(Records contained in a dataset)
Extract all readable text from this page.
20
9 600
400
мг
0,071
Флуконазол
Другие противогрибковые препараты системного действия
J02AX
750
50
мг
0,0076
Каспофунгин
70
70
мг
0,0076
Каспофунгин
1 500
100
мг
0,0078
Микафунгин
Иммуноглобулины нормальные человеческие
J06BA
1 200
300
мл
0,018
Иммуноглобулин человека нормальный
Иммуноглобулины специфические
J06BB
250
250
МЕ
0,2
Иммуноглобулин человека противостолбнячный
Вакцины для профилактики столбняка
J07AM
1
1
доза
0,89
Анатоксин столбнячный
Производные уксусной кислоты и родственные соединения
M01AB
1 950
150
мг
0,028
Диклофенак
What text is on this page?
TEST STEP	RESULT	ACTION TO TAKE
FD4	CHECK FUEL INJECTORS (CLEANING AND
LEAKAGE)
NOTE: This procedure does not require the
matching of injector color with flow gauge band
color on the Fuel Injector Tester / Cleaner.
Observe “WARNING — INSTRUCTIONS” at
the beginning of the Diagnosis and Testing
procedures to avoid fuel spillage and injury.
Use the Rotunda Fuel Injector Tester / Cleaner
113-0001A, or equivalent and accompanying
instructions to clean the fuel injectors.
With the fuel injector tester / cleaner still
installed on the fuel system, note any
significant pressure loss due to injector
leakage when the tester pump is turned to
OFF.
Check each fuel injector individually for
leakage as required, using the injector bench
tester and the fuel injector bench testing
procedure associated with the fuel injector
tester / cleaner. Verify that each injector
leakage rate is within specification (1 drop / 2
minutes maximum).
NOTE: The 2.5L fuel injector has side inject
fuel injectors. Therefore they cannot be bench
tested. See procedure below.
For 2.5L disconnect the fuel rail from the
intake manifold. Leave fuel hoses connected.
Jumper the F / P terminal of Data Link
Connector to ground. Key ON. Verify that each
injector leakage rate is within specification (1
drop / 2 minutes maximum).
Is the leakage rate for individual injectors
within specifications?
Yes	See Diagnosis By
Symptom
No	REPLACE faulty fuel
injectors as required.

* **Exercise prompt**:
Repeat the records above exactly as they appear.

* **Reply to the exercise**:
Extract all readable text from this page.
20
9 600
400
мг
0,071
Флуконазол
Другие противогрибковые препараты системного действия
J02AX
750
50
мг
0,0076
Каспофунгин
70
70
мг
0,0076
Каспофунгин
1 500
100
мг
0,0078
Микафунгин
Иммуноглобулины нормальные человеческие
J06BA
1 200
300
мл
0,018
Иммуноглобулин человека нормальный
Иммуноглобулины специфические
J06BB
250
250
МЕ
0,2
Иммуноглобулин человека противостолбнячный
Вакцины для профилактики столбняка
J07AM
1
1
доза
0,89
Анатоксин столбнячный
Производные уксусной кислоты и родственные соединения
M01AB
1 950
150
мг
0,028
Диклофенак
What text is on this page?
TEST STEP	RESULT	ACTION TO TAKE
FD4	CHECK FUEL INJECTORS (CLEANING AND
LEAKAGE)
NOTE: This procedure does not require the
matching of injector color with flow gauge band
color on the Fuel Injector Tester / Cleaner.
Observe “WARNING — INSTRUCTIONS” at
the beginning of the Diagnosis and Testing
procedures to avoid fuel spillage and injury.
Use the Rotunda Fuel Injector Tester / Cleaner
113-0001A, or equivalent and accompanying
instructions to clean the fuel injectors.
With the fuel injector tester / cleaner still
installed on the fuel system, note any
significant pressure loss due to injector
leakage when the tester pump is turned to
OFF.
Check each fuel injector individually for
leakage as required, using the injector bench
tester and the fuel injector bench testing
procedure associated with the fuel injector
tester / cleaner. Verify that each injector
leakage rate is within specification (1 drop / 2
minutes maximum).
NOTE: The 2.5L fuel injector has side inject
fuel injectors. Therefore they cannot be bench
tested. See procedure below.
For 2.5L disconnect the fuel rail from the
intake manifold. Leave fuel hoses connected.
Jumper the F / P terminal of Data Link
Connector to ground. Key ON. Verify that each
injector leakage rate is within specification (1
drop / 2 minutes maximum).
Is the leakage rate for individual injectors
within specifications?
Yes	See Diagnosis By
Symptom
No	REPLACE faulty fuel
injectors as required.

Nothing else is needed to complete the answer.